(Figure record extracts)
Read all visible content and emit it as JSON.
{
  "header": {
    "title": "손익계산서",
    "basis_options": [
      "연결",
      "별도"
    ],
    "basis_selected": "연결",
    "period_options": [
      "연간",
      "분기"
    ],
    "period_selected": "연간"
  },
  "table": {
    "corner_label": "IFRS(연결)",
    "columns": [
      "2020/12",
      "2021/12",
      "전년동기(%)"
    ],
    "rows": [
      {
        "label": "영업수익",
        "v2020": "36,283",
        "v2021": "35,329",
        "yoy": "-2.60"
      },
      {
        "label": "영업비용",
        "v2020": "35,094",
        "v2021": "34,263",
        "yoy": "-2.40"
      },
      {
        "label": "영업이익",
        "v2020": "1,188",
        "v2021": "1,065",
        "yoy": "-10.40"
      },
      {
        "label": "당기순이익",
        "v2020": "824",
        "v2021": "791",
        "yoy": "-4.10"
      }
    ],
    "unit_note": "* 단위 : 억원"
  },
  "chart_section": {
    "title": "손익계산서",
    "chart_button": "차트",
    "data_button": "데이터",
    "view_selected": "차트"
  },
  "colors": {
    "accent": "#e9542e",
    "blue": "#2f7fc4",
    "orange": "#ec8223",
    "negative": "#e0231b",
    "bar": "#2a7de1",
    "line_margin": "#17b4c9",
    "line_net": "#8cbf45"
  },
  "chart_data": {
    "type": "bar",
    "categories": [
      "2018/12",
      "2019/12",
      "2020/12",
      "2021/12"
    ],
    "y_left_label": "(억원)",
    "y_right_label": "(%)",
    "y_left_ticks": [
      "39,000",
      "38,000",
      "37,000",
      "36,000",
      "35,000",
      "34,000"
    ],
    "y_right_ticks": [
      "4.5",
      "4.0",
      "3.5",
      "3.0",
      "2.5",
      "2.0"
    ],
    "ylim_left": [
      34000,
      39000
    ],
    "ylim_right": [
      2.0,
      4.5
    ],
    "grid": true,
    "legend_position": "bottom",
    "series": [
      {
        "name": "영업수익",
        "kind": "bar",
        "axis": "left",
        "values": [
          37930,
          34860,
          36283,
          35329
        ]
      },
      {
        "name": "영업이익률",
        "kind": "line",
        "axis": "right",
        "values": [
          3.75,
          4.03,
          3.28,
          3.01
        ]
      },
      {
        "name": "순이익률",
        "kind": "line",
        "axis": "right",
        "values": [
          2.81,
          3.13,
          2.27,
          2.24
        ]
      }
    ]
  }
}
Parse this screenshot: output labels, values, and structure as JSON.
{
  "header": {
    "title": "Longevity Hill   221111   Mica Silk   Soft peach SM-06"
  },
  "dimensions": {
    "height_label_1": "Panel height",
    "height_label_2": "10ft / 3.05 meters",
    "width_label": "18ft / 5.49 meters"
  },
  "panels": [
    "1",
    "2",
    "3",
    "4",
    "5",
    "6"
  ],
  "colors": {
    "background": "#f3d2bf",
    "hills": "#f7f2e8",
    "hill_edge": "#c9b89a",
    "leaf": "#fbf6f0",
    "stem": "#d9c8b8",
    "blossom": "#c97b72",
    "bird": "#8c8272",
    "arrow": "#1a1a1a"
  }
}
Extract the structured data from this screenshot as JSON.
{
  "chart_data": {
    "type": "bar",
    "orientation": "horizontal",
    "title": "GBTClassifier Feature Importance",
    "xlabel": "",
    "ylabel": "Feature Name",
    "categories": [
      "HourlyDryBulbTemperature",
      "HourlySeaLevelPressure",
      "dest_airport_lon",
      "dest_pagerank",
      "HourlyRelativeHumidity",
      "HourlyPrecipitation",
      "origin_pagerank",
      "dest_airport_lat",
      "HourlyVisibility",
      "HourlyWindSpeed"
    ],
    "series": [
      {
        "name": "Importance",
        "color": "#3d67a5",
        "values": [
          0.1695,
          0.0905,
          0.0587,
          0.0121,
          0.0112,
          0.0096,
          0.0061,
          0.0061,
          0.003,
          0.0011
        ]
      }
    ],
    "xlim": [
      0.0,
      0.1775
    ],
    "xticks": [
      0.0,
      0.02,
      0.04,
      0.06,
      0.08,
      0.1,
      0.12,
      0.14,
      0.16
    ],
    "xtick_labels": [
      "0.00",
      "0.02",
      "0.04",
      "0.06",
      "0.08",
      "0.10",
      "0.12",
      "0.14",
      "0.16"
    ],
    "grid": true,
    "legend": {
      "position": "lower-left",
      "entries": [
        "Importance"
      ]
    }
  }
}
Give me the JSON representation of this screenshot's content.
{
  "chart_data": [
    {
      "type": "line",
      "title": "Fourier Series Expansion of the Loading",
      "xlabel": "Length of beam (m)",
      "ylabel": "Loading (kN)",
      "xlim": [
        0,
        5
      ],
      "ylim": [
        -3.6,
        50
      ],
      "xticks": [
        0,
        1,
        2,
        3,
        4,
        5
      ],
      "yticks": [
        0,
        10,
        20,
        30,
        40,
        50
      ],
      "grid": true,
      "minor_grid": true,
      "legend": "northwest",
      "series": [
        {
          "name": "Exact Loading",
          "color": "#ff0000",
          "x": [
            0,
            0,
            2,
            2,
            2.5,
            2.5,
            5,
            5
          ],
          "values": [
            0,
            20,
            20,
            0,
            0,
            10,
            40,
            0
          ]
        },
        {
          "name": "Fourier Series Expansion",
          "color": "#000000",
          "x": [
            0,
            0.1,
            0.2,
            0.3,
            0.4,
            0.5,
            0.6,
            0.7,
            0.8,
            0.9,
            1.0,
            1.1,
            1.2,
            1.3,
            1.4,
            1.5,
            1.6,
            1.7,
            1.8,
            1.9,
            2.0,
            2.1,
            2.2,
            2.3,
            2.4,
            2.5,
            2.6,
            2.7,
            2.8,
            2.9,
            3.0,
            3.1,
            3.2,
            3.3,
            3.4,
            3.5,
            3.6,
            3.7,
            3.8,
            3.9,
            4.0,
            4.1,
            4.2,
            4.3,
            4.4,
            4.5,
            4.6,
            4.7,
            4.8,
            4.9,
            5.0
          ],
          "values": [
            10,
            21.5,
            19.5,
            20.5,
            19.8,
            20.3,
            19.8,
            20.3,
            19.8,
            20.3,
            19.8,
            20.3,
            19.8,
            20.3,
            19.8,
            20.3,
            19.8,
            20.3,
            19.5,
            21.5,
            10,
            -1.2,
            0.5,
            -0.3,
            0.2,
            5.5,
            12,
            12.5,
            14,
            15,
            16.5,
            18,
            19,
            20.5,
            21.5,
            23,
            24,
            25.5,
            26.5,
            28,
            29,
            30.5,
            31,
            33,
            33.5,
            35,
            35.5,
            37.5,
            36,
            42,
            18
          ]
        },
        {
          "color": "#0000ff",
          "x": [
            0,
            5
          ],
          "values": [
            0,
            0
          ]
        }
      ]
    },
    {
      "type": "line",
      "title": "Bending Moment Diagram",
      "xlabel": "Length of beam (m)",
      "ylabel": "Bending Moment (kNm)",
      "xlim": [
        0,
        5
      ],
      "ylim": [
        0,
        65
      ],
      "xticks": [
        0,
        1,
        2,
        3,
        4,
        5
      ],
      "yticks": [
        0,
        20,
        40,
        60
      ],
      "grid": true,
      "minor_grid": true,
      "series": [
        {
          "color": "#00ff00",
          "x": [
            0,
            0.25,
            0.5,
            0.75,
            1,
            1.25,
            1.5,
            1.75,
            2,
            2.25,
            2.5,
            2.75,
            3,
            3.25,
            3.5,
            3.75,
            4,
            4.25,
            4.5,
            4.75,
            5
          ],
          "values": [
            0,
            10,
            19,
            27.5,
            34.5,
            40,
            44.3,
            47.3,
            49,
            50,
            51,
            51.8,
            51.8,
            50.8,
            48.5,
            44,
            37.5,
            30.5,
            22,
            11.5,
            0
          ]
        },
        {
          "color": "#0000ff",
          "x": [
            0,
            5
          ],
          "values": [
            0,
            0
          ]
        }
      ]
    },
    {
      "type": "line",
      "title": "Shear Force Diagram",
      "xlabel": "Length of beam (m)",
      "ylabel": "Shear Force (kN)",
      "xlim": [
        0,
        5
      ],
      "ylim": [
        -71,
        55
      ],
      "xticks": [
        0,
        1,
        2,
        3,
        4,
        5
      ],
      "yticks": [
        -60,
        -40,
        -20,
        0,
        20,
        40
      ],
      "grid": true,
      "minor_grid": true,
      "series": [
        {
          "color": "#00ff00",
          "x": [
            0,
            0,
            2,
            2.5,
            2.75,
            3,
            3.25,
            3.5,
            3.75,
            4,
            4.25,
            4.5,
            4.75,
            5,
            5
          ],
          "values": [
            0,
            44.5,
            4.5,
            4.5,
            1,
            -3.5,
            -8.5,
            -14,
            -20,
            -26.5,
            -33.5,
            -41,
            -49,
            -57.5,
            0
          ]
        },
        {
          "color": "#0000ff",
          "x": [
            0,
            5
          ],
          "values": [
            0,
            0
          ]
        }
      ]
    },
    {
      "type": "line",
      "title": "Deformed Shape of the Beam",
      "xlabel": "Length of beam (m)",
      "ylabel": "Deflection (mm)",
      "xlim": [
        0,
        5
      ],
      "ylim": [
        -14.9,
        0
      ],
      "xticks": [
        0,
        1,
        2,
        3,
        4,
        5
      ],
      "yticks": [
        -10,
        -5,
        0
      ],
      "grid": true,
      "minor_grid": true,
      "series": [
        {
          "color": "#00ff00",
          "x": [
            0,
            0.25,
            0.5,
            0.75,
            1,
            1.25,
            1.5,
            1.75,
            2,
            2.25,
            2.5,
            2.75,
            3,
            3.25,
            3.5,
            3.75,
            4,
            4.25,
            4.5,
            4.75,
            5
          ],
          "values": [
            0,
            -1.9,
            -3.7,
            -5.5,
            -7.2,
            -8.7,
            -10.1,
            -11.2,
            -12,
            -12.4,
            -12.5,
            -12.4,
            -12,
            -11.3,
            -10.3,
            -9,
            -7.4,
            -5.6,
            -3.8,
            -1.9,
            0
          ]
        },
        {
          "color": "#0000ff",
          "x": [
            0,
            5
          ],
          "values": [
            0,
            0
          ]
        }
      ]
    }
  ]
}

What needs to be done - Look over the material above and show each line where "meters" appears.

Result of this exercise -
    "height_label_2": "10ft / 3.05 meters",
    "width_label": "18ft / 5.49 meters"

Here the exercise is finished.